**Instructions to follow:** Give the data again exactly as written, skipping any pictures.

**Data to use:**
·····

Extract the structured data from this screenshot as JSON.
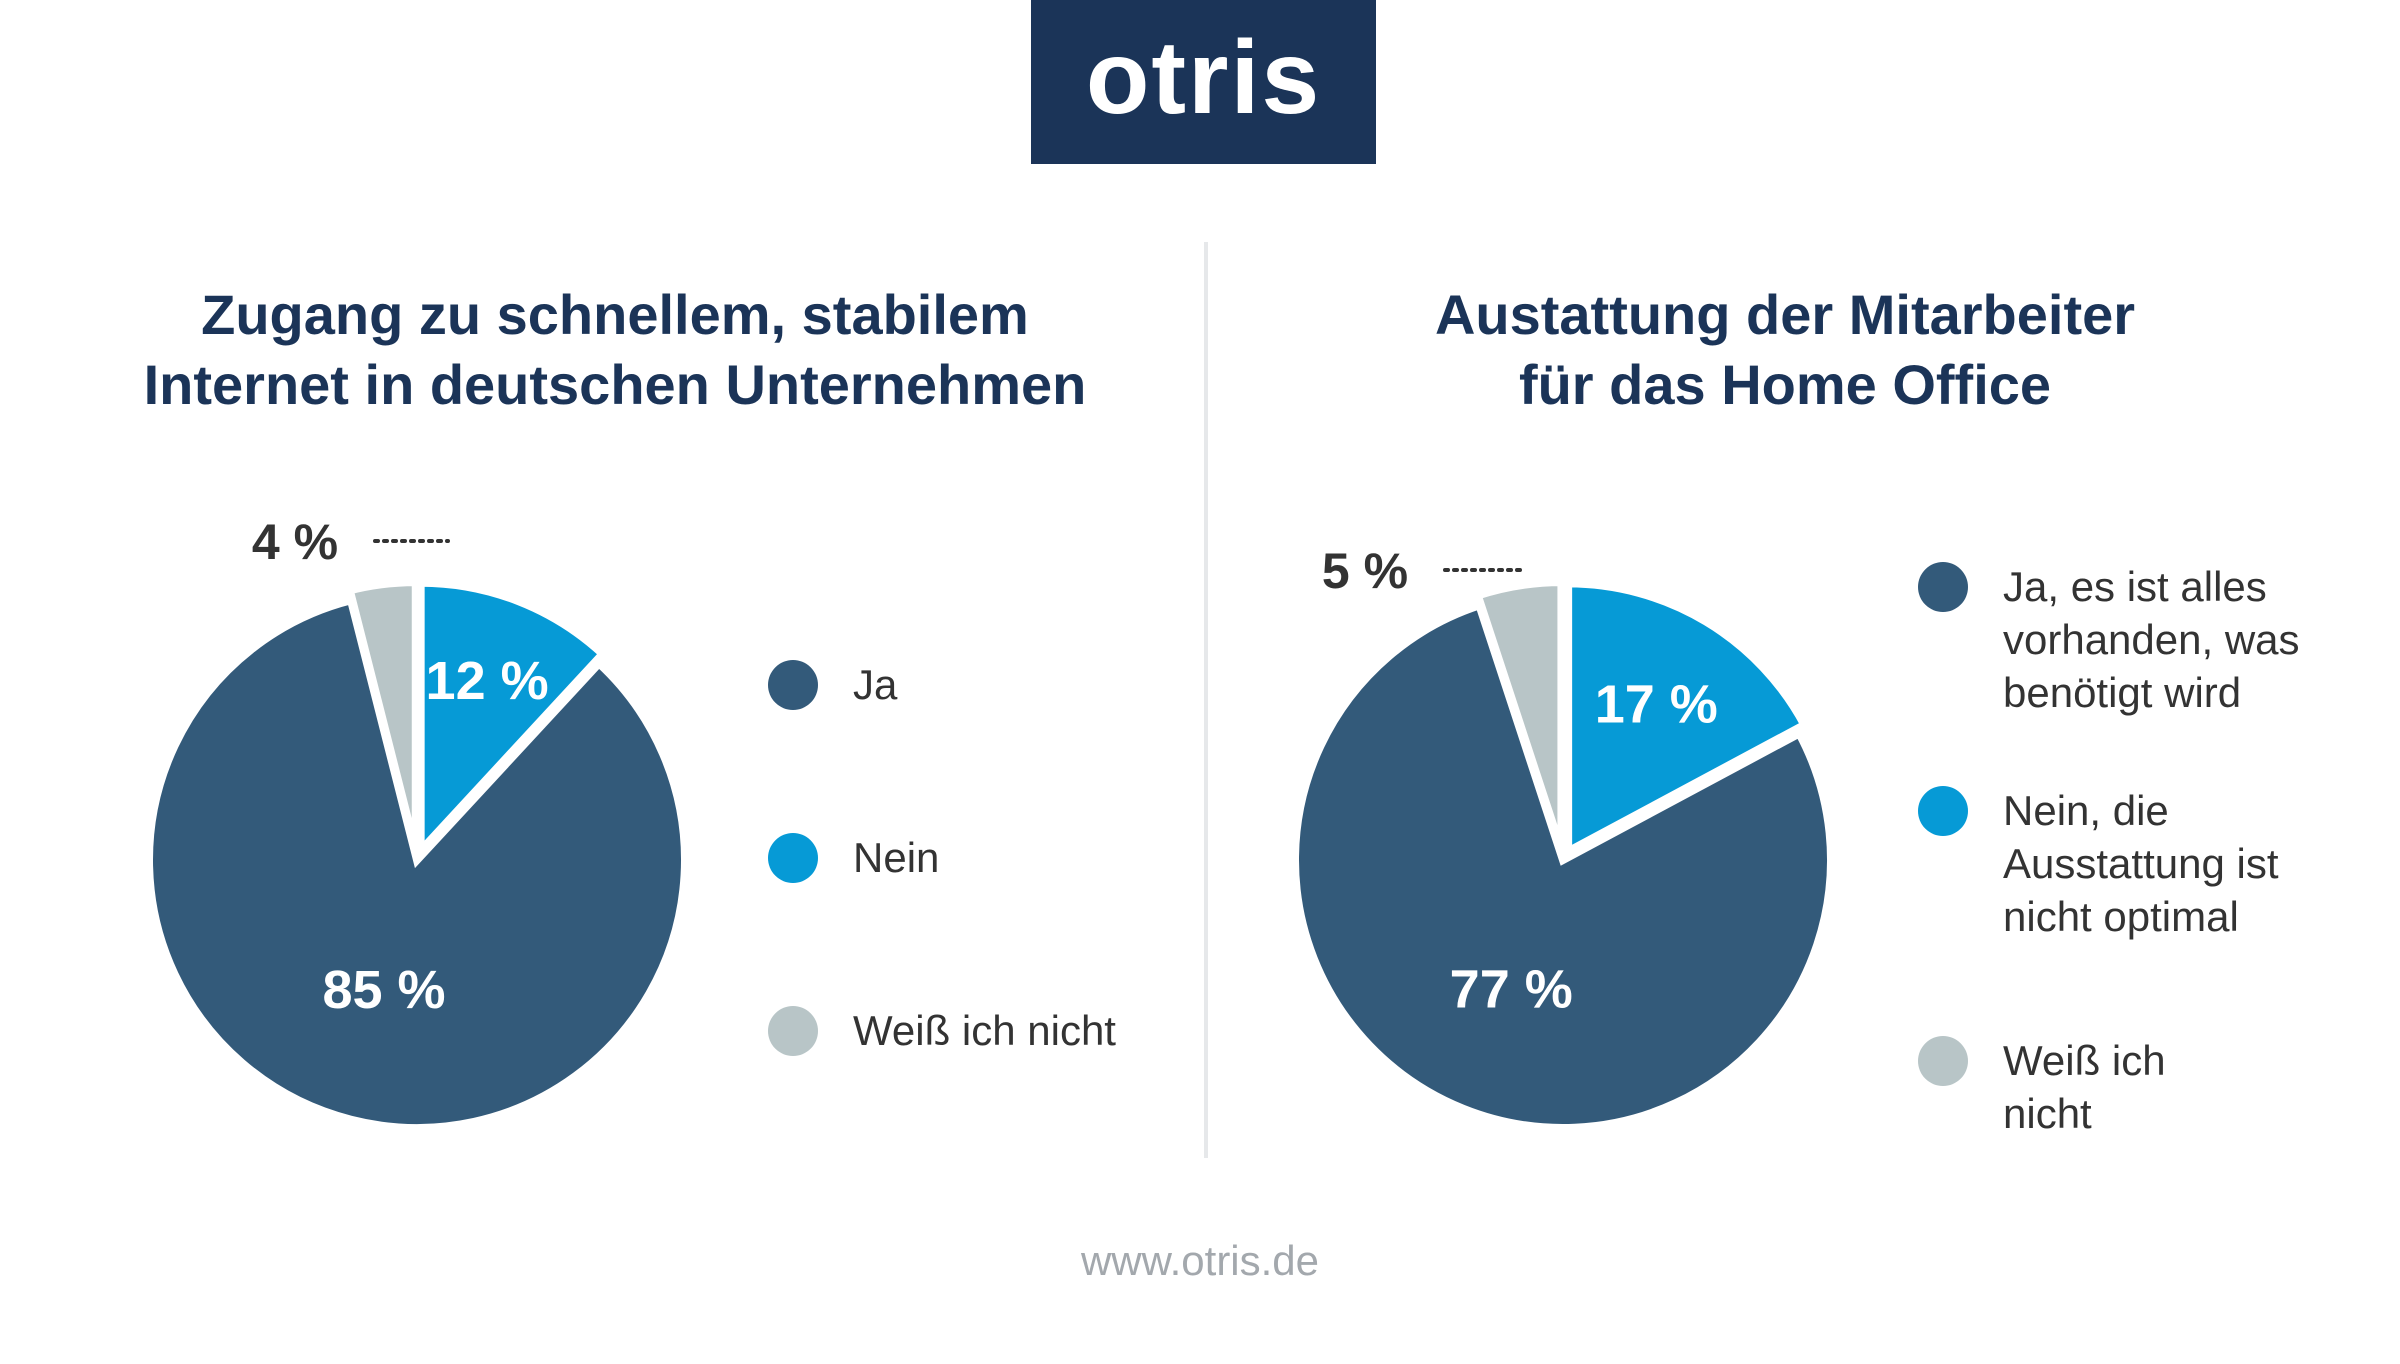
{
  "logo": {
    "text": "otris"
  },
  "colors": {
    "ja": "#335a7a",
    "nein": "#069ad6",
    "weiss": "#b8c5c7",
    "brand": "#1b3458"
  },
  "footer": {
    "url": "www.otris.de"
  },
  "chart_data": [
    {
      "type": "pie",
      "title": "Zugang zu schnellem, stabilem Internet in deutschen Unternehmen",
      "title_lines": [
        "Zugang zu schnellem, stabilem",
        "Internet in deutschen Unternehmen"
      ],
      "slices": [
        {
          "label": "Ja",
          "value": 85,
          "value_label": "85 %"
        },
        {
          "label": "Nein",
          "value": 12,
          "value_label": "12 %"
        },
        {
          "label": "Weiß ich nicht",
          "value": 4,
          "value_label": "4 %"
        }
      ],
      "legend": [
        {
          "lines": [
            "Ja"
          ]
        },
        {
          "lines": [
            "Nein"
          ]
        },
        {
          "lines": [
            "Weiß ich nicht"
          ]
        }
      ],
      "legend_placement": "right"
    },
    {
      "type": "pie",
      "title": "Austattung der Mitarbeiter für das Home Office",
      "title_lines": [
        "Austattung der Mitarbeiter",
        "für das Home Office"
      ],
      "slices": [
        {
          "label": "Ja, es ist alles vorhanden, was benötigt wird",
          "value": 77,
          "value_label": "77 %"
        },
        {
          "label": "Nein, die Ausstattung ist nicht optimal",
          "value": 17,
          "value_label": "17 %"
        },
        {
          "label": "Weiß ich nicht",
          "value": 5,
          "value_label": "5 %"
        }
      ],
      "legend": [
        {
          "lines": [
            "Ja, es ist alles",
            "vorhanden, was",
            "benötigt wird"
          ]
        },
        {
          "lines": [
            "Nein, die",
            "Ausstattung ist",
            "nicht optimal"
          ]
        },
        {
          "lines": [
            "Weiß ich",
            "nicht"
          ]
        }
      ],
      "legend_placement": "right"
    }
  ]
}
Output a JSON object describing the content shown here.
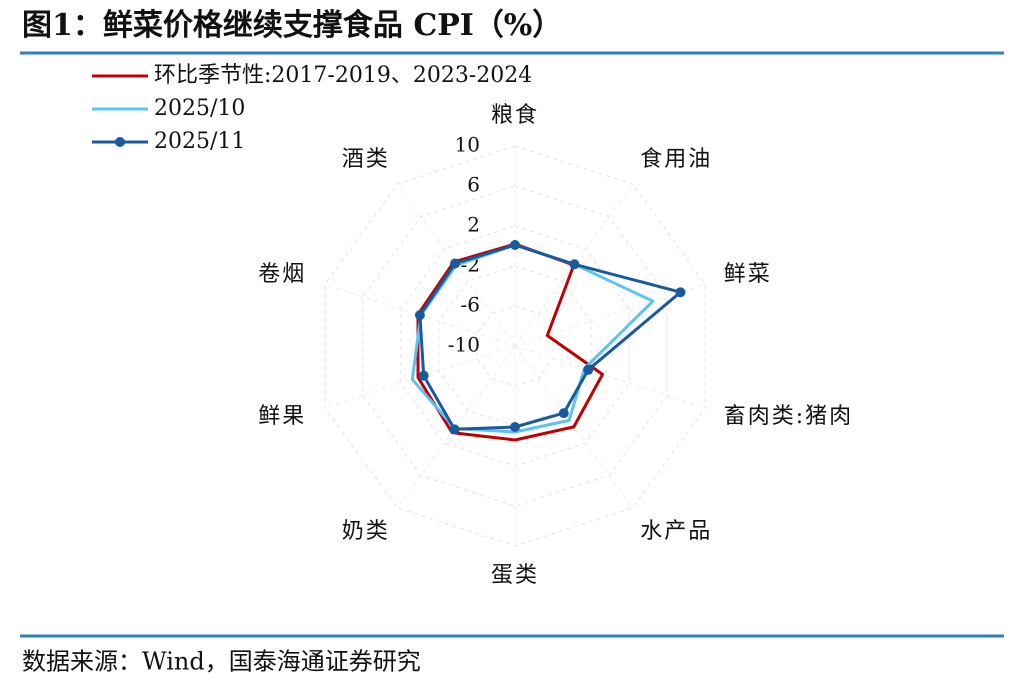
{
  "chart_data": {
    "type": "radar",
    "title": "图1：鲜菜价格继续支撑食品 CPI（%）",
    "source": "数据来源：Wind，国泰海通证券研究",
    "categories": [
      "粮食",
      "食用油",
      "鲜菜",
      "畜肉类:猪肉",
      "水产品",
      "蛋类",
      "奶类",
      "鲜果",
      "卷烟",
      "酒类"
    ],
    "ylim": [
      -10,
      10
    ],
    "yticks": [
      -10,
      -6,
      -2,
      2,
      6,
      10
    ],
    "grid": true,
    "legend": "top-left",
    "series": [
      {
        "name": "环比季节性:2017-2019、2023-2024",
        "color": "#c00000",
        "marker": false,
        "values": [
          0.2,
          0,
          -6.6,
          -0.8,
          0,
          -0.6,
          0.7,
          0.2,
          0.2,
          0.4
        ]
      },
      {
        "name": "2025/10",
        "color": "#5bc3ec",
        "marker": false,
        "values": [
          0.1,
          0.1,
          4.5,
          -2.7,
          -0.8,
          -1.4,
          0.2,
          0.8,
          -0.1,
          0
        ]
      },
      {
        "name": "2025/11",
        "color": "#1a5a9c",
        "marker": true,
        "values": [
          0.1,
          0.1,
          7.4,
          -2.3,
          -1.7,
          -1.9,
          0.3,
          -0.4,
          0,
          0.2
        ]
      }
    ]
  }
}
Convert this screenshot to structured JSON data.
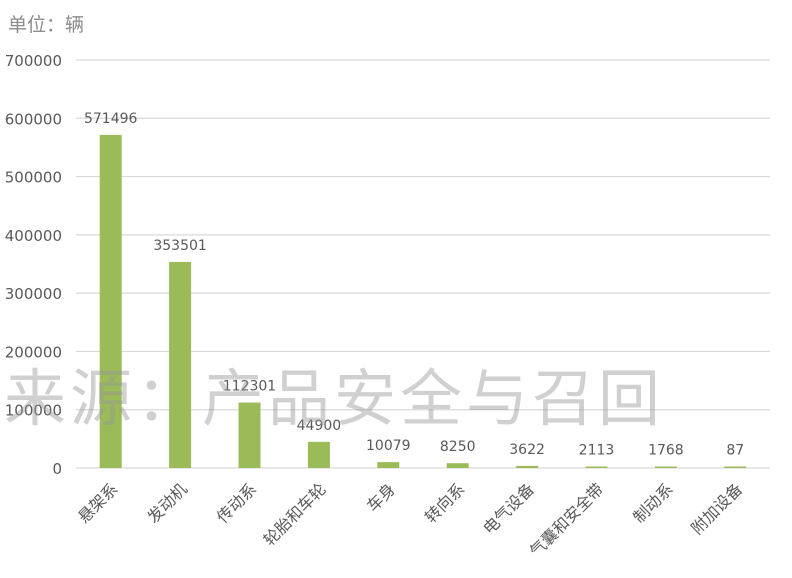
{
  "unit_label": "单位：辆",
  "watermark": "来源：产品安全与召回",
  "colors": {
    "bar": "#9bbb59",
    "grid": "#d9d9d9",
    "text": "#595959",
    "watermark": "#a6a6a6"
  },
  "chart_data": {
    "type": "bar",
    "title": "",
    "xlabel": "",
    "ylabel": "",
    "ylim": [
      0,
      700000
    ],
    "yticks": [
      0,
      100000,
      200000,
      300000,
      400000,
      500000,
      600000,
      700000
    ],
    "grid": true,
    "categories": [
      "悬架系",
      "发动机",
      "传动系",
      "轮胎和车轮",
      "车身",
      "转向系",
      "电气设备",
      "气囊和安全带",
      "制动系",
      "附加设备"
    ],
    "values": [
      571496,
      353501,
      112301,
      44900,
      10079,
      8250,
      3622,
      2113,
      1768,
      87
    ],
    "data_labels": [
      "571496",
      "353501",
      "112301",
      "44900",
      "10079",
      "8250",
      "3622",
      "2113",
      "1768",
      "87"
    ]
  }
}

·····

**Answer below:**
Extract the structured data from this screenshot as JSON.
{
  "logo": {
    "text": "otris"
  },
  "colors": {
    "ja": "#335a7a",
    "nein": "#069ad6",
    "weiss": "#b8c5c7",
    "brand": "#1b3458"
  },
  "footer": {
    "url": "www.otris.de"
  },
  "chart_data": [
    {
      "type": "pie",
      "title": "Zugang zu schnellem, stabilem Internet in deutschen Unternehmen",
      "title_lines": [
        "Zugang zu schnellem, stabilem",
        "Internet in deutschen Unternehmen"
      ],
      "slices": [
        {
          "label": "Ja",
          "value": 85,
          "value_label": "85 %"
        },
        {
          "label": "Nein",
          "value": 12,
          "value_label": "12 %"
        },
        {
          "label": "Weiß ich nicht",
          "value": 4,
          "value_label": "4 %"
        }
      ],
      "legend": [
        {
          "lines": [
            "Ja"
          ]
        },
        {
          "lines": [
            "Nein"
          ]
        },
        {
          "lines": [
            "Weiß ich nicht"
          ]
        }
      ],
      "legend_placement": "right"
    },
    {
      "type": "pie",
      "title": "Austattung der Mitarbeiter für das Home Office",
      "title_lines": [
        "Austattung der Mitarbeiter",
        "für das Home Office"
      ],
      "slices": [
        {
          "label": "Ja, es ist alles vorhanden, was benötigt wird",
          "value": 77,
          "value_label": "77 %"
        },
        {
          "label": "Nein, die Ausstattung ist nicht optimal",
          "value": 17,
          "value_label": "17 %"
        },
        {
          "label": "Weiß ich nicht",
          "value": 5,
          "value_label": "5 %"
        }
      ],
      "legend": [
        {
          "lines": [
            "Ja, es ist alles",
            "vorhanden, was",
            "benötigt wird"
          ]
        },
        {
          "lines": [
            "Nein, die",
            "Ausstattung ist",
            "nicht optimal"
          ]
        },
        {
          "lines": [
            "Weiß ich",
            "nicht"
          ]
        }
      ],
      "legend_placement": "right"
    }
  ]
}
Output a JSON object describing the content shown here.
{
  "chart_data": {
    "type": "radar",
    "title": "图1：鲜菜价格继续支撑食品 CPI（%）",
    "source": "数据来源：Wind，国泰海通证券研究",
    "categories": [
      "粮食",
      "食用油",
      "鲜菜",
      "畜肉类:猪肉",
      "水产品",
      "蛋类",
      "奶类",
      "鲜果",
      "卷烟",
      "酒类"
    ],
    "ylim": [
      -10,
      10
    ],
    "yticks": [
      -10,
      -6,
      -2,
      2,
      6,
      10
    ],
    "grid": true,
    "legend": "top-left",
    "series": [
      {
        "name": "环比季节性:2017-2019、2023-2024",
        "color": "#c00000",
        "marker": false,
        "values": [
          0.2,
          0,
          -6.6,
          -0.8,
          0,
          -0.6,
          0.7,
          0.2,
          0.2,
          0.4
        ]
      },
      {
        "name": "2025/10",
        "color": "#5bc3ec",
        "marker": false,
        "values": [
          0.1,
          0.1,
          4.5,
          -2.7,
          -0.8,
          -1.4,
          0.2,
          0.8,
          -0.1,
          0
        ]
      },
      {
        "name": "2025/11",
        "color": "#1a5a9c",
        "marker": true,
        "values": [
          0.1,
          0.1,
          7.4,
          -2.3,
          -1.7,
          -1.9,
          0.3,
          -0.4,
          0,
          0.2
        ]
      }
    ]
  }
}
Convert this screenshot to structured JSON data.
{
  "unit_label": "单位：辆",
  "watermark": "来源：产品安全与召回",
  "colors": {
    "bar": "#9bbb59",
    "grid": "#d9d9d9",
    "text": "#595959",
    "watermark": "#a6a6a6"
  },
  "chart_data": {
    "type": "bar",
    "title": "",
    "xlabel": "",
    "ylabel": "",
    "ylim": [
      0,
      700000
    ],
    "yticks": [
      0,
      100000,
      200000,
      300000,
      400000,
      500000,
      600000,
      700000
    ],
    "grid": true,
    "categories": [
      "悬架系",
      "发动机",
      "传动系",
      "轮胎和车轮",
      "车身",
      "转向系",
      "电气设备",
      "气囊和安全带",
      "制动系",
      "附加设备"
    ],
    "values": [
      571496,
      353501,
      112301,
      44900,
      10079,
      8250,
      3622,
      2113,
      1768,
      87
    ],
    "data_labels": [
      "571496",
      "353501",
      "112301",
      "44900",
      "10079",
      "8250",
      "3622",
      "2113",
      "1768",
      "87"
    ]
  }
}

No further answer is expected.